Prompt | Give the lines again, starting at the line that contains "item-description: Segundas fermentações" and stopping after the line that contains "item-price: 4.00€ [1198, 1312, 1264, 1342]". Switch "Limonada" to "Refresco" and keep everything else the same.

Data for the task |
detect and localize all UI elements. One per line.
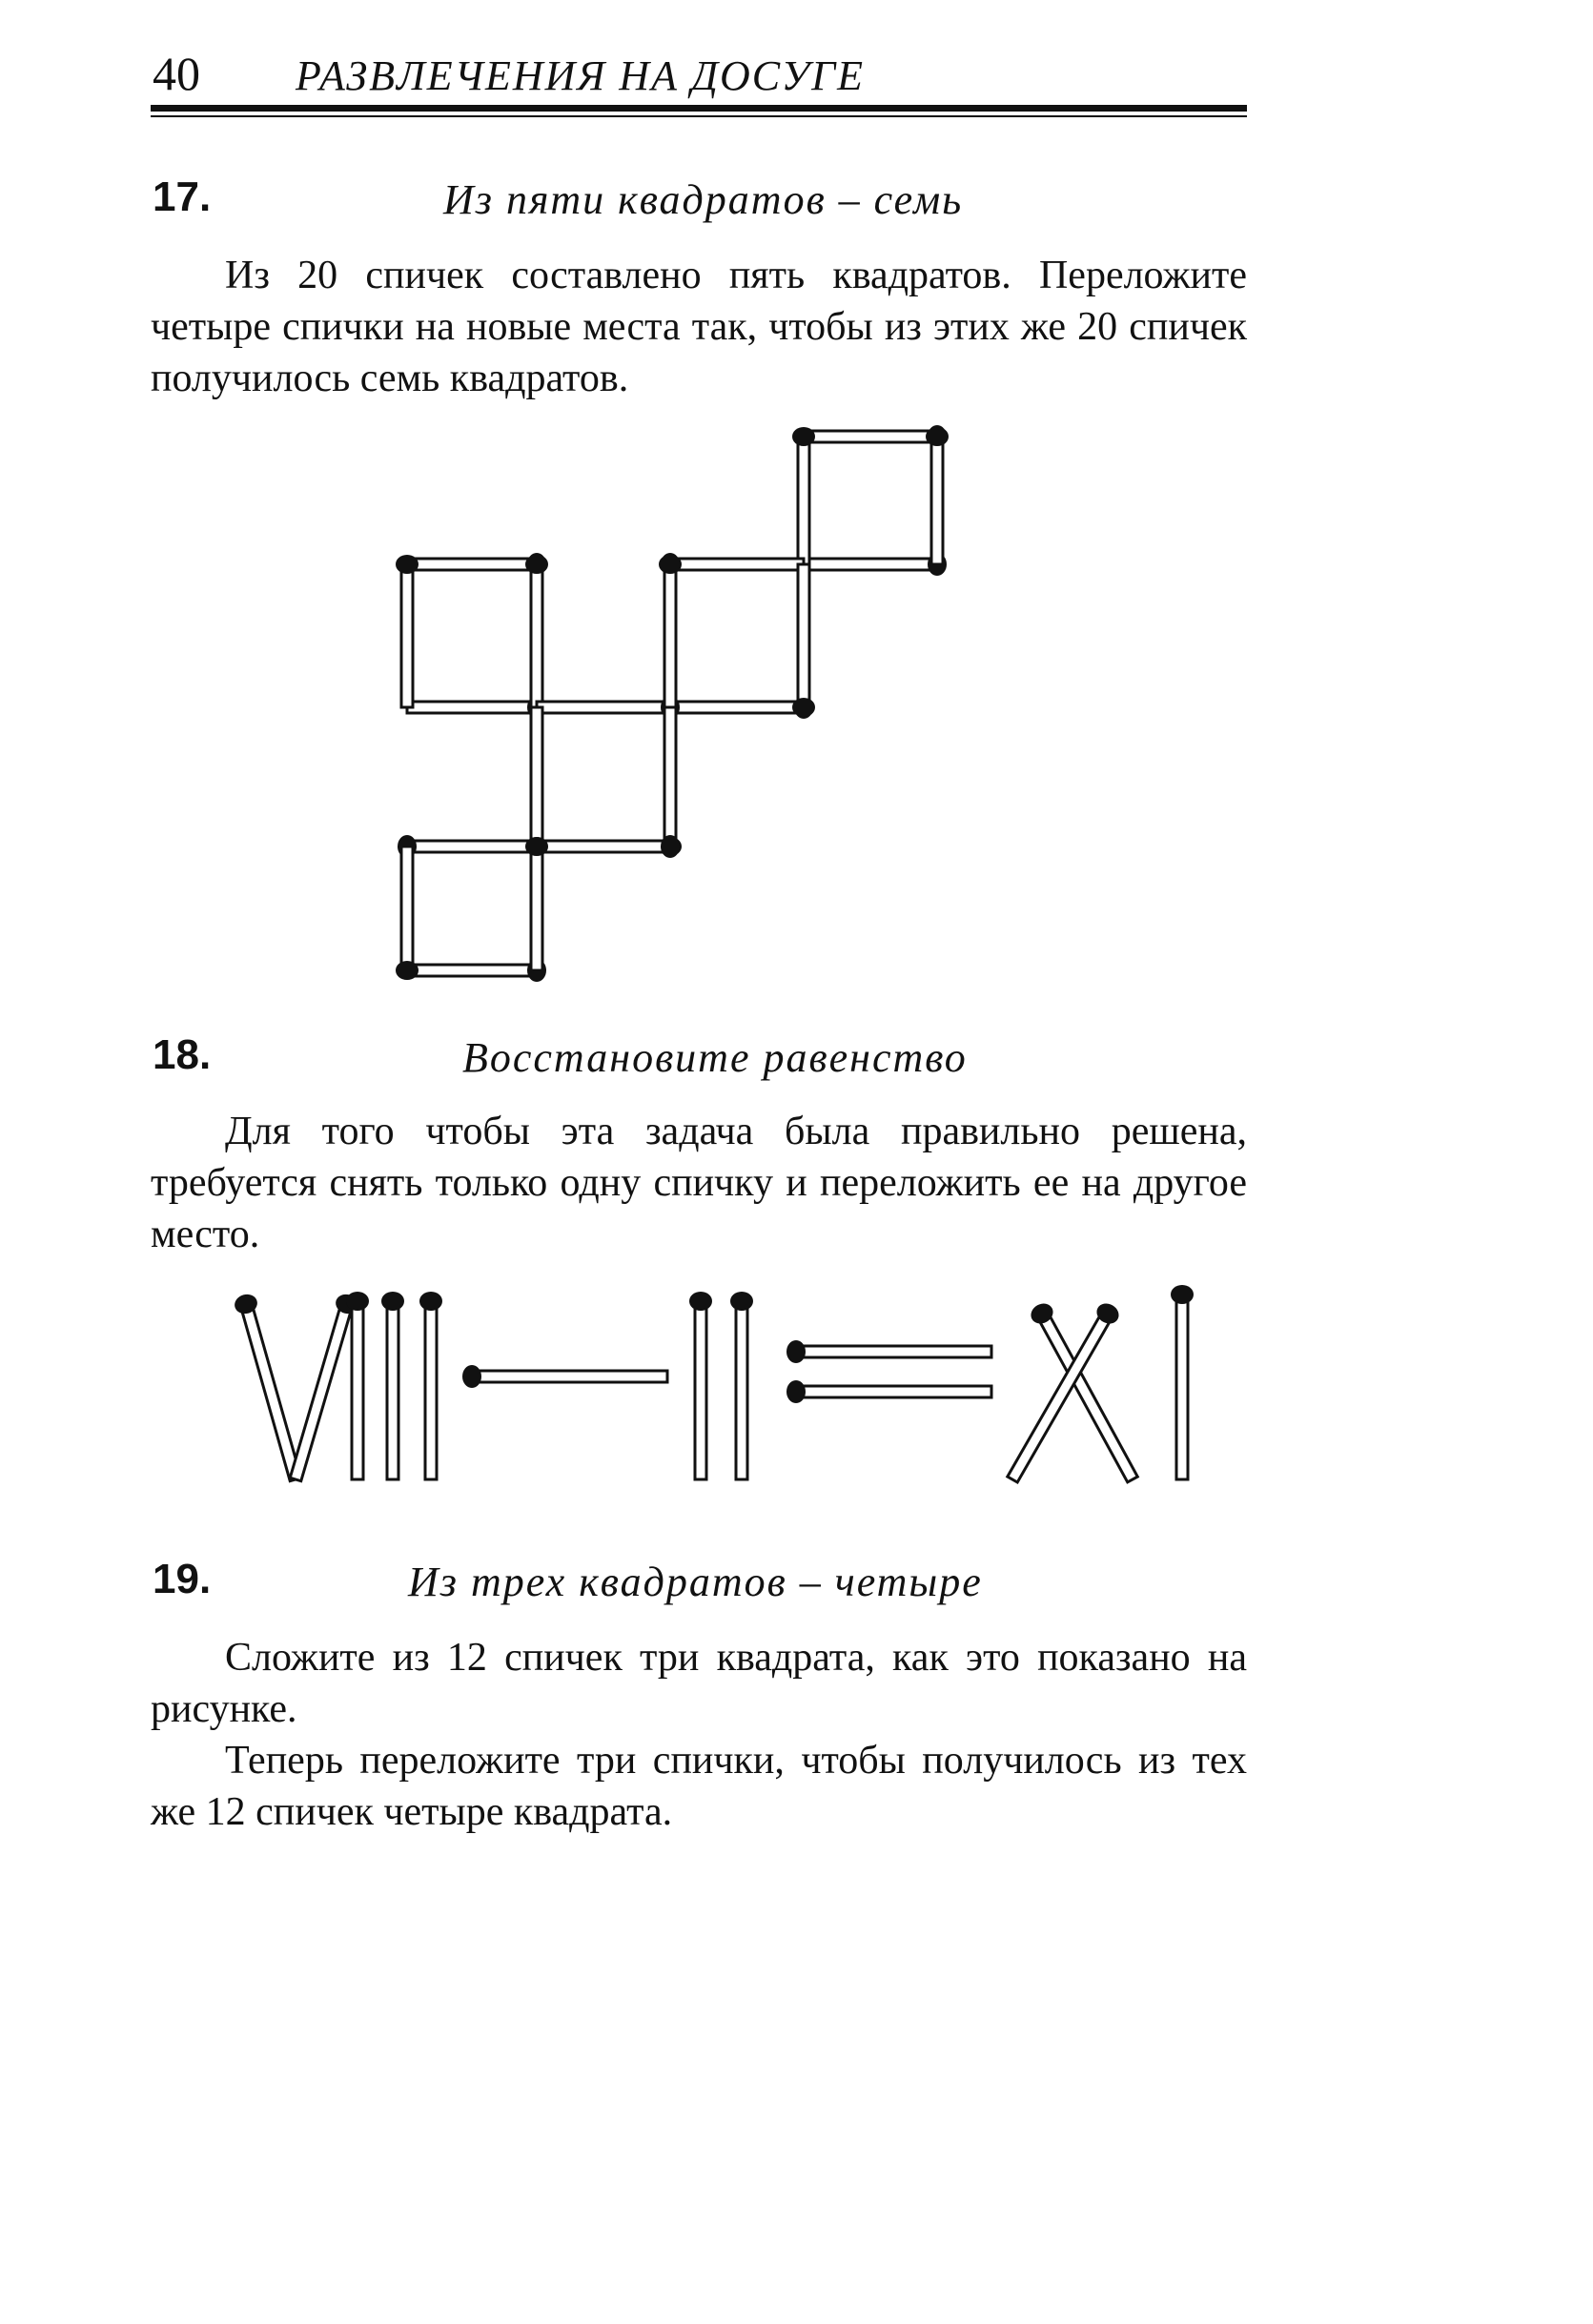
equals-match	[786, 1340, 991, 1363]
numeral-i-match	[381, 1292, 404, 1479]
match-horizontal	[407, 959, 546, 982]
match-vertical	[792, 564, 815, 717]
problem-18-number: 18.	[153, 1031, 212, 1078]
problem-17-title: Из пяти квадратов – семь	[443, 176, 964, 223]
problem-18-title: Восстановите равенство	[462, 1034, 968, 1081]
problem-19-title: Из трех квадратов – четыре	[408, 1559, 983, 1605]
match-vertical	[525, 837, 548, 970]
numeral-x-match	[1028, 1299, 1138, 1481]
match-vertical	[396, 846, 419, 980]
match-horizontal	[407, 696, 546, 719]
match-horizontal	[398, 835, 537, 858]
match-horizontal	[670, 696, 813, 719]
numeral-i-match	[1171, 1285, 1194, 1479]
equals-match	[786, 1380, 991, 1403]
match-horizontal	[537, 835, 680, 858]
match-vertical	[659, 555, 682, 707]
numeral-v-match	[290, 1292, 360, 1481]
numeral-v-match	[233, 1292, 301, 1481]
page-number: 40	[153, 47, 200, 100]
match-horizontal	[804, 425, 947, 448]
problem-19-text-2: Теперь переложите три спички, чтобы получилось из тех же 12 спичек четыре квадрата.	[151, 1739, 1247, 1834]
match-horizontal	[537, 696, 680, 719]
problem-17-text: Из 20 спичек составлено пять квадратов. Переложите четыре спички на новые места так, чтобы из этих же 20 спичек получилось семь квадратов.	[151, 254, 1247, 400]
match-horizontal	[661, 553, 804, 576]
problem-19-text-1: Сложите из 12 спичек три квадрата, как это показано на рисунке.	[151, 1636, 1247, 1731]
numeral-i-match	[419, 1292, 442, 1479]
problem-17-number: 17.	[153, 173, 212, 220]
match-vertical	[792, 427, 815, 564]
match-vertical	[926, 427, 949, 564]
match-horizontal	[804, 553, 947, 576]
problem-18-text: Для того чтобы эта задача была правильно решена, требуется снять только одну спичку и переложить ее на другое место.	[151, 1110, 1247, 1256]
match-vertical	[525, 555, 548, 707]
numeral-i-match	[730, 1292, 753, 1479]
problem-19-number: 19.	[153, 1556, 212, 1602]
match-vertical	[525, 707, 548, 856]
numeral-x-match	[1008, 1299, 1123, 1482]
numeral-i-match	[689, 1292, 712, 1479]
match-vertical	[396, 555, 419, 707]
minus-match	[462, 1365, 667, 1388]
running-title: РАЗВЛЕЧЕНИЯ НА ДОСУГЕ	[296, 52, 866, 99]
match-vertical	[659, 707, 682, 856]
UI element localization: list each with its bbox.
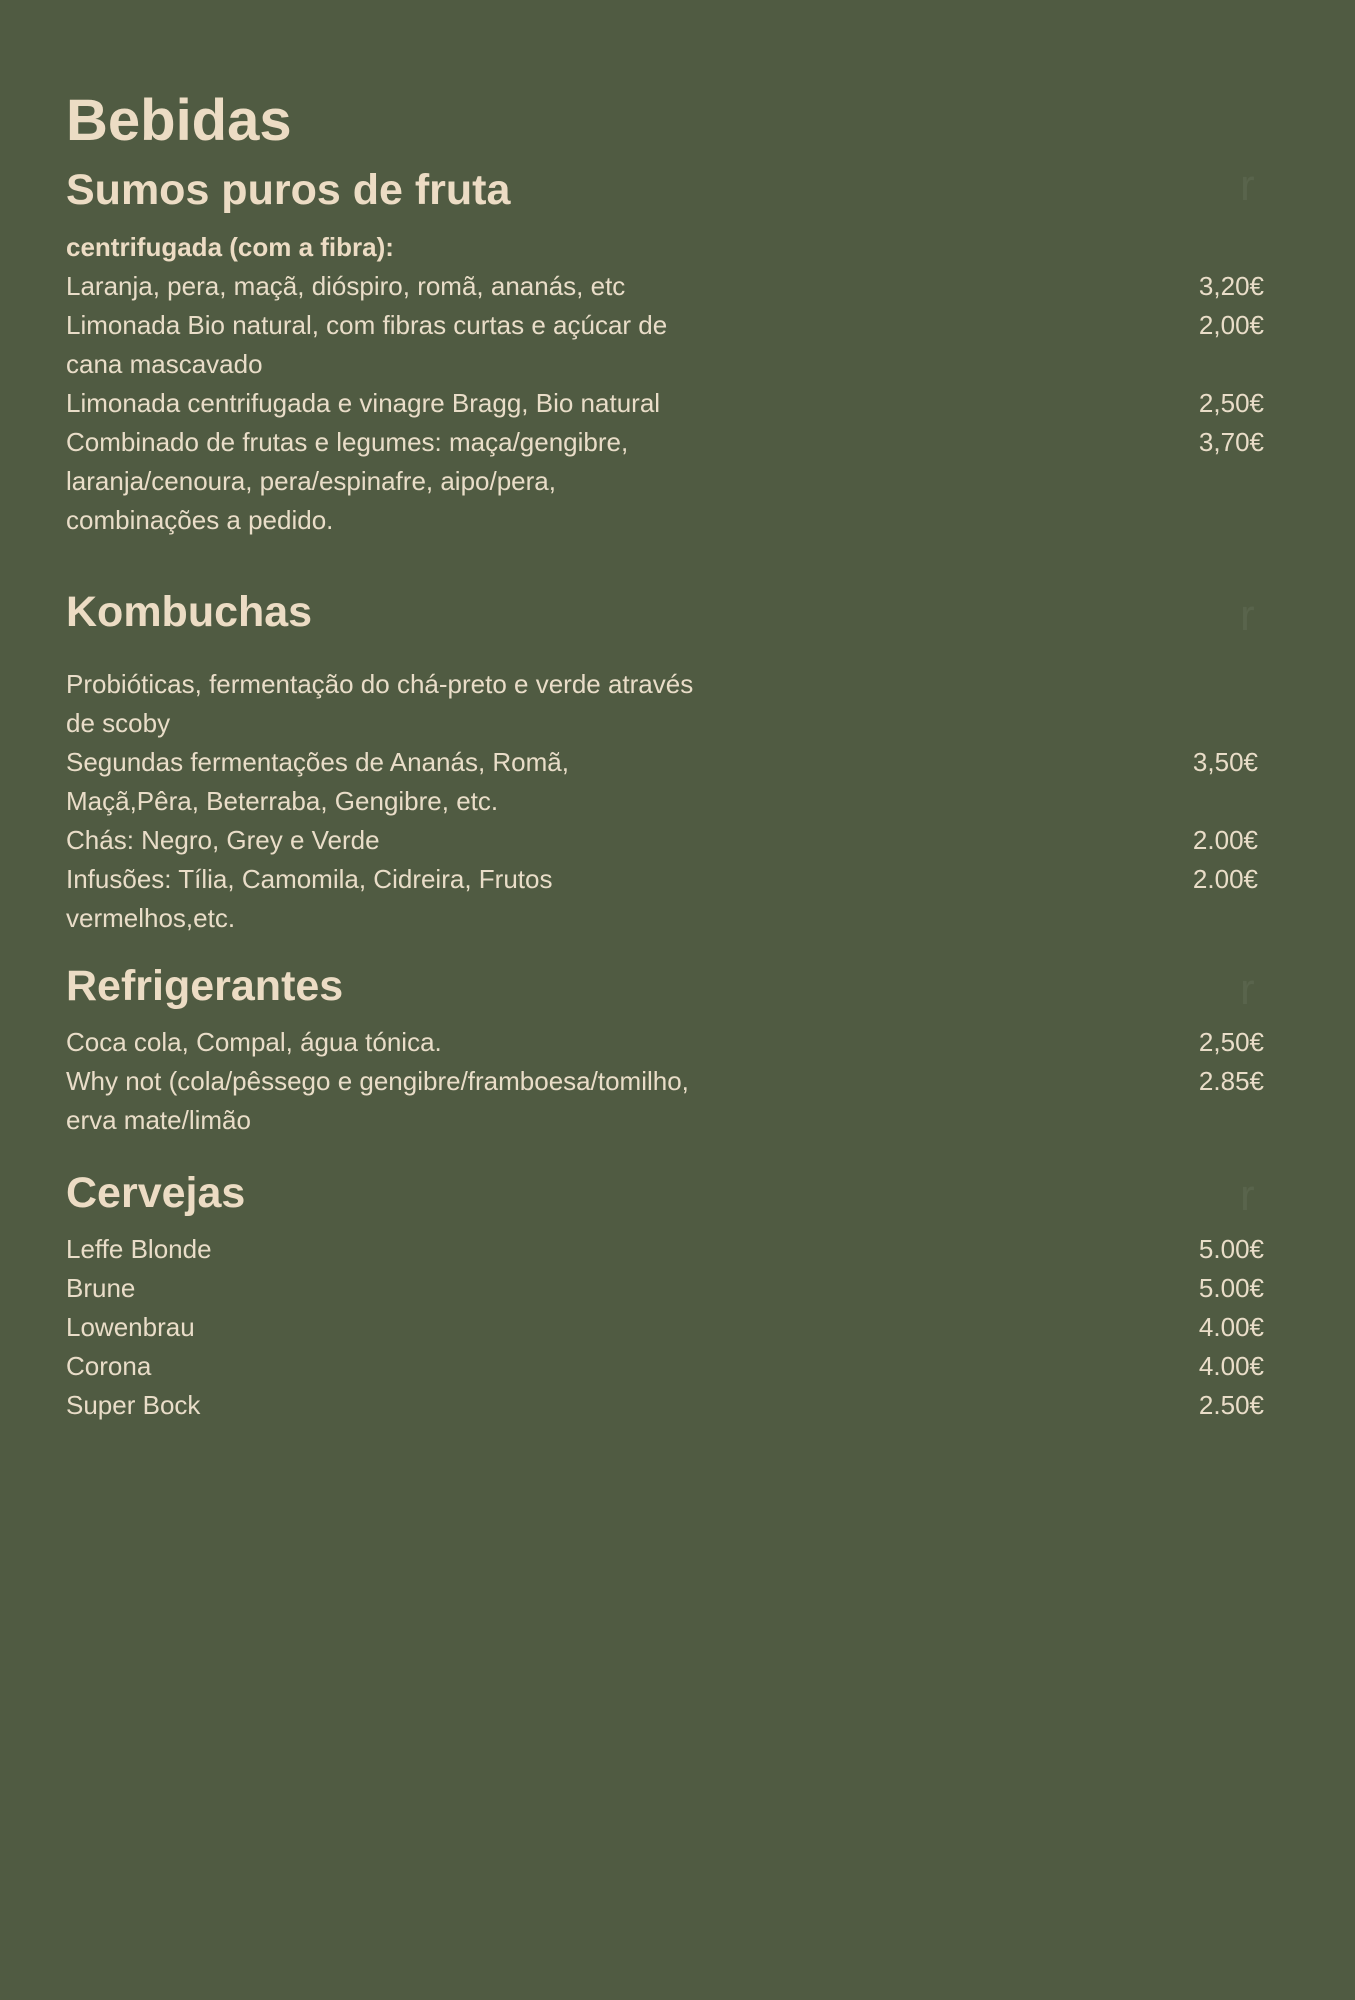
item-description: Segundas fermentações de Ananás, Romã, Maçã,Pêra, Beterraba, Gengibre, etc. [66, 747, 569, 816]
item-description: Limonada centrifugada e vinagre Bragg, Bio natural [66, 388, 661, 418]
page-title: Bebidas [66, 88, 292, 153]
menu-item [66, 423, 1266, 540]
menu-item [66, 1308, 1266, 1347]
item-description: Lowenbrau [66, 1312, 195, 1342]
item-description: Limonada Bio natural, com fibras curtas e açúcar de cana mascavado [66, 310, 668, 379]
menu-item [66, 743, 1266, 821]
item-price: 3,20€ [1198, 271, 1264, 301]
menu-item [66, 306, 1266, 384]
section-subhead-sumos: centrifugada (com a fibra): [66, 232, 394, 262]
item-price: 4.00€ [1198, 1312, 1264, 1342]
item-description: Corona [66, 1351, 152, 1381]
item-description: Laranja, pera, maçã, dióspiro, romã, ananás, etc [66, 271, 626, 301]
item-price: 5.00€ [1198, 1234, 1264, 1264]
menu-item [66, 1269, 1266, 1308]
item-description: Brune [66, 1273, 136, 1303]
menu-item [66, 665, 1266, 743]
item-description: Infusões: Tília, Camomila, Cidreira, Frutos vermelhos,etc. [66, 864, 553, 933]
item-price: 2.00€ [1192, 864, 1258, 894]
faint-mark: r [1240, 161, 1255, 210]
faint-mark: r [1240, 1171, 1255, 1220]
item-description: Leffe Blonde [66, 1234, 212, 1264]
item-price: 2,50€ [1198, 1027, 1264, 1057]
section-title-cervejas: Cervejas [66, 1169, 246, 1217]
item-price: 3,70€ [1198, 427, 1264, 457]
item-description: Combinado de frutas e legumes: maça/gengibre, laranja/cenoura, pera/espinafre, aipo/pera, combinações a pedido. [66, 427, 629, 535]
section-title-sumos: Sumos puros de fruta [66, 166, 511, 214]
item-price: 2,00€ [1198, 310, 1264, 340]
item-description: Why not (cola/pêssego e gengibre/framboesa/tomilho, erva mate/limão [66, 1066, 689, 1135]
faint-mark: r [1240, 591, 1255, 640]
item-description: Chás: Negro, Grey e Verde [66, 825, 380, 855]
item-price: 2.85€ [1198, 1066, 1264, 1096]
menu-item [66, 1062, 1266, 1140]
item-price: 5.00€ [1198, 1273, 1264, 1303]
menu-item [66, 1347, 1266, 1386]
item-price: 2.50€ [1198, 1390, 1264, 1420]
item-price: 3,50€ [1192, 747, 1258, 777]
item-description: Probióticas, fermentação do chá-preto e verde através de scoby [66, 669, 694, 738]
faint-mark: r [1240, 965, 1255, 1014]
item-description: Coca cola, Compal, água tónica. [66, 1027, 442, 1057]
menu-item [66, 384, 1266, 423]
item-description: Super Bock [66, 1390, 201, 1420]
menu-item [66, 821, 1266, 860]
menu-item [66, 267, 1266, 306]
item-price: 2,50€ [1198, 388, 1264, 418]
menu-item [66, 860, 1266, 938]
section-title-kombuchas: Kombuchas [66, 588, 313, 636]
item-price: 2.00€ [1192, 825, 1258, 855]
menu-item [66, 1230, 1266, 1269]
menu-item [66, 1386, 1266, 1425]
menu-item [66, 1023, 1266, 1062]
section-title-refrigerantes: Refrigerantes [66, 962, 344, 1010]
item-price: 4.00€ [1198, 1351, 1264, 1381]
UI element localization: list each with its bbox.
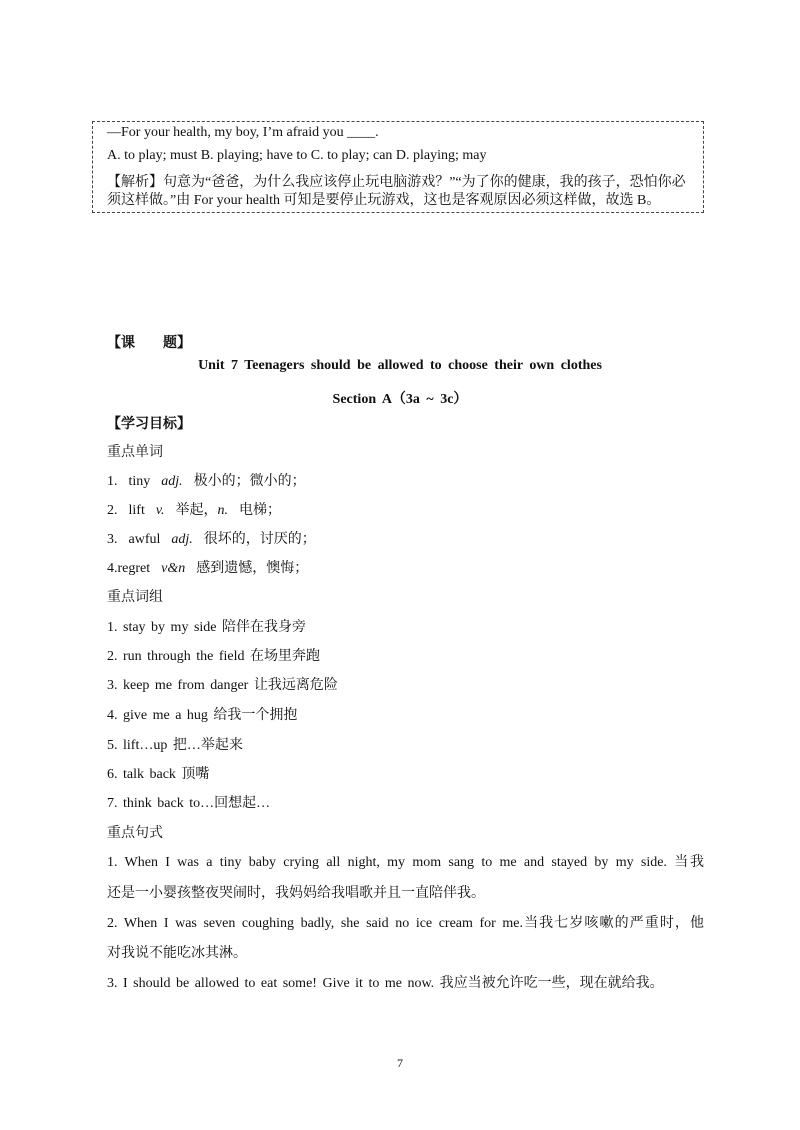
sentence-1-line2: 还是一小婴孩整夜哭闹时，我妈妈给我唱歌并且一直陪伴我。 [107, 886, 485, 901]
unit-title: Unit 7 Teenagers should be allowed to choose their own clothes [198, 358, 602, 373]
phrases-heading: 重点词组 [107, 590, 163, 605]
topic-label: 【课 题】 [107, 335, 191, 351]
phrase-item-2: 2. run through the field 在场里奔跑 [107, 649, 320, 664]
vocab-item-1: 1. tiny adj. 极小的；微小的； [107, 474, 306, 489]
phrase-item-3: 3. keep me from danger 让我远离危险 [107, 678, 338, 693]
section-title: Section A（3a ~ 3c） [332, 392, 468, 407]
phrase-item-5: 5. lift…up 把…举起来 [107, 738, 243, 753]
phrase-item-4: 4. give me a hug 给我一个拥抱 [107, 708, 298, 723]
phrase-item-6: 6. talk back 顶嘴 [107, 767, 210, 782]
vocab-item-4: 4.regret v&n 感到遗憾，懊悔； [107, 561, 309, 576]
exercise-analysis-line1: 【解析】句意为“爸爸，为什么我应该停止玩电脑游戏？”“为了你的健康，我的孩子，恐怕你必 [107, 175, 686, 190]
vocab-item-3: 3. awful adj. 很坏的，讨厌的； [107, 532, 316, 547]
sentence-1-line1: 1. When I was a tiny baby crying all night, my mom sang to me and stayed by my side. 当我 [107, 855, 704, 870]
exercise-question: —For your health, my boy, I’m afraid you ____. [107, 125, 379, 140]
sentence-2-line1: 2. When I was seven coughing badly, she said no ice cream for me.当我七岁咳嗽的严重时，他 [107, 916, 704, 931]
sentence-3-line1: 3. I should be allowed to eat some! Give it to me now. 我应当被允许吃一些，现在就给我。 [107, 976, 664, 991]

Exercise solution |
item-description: Segundas fermentações de Ananás, Romã, Maçã,Pêra, Beterraba, Gengibre, etc. [66, 747, 569, 816]
item-description: Refresco centrifugada e vinagre Bragg, Bio natural [66, 388, 661, 418]
page-title: Bebidas [66, 88, 292, 153]
menu-item [66, 423, 1266, 540]
menu-item [66, 1308, 1266, 1347]
item-description: Lowenbrau [66, 1312, 195, 1342]
item-description: Refresco Bio natural, com fibras curtas e açúcar de cana mascavado [66, 310, 668, 379]
menu-item [66, 743, 1266, 821]
item-price: 3,20€ [1198, 271, 1264, 301]
menu-item [66, 306, 1266, 384]
section-subhead-sumos: centrifugada (com a fibra): [66, 232, 394, 262]
item-price: 4.00€ [1198, 1312, 1264, 1342]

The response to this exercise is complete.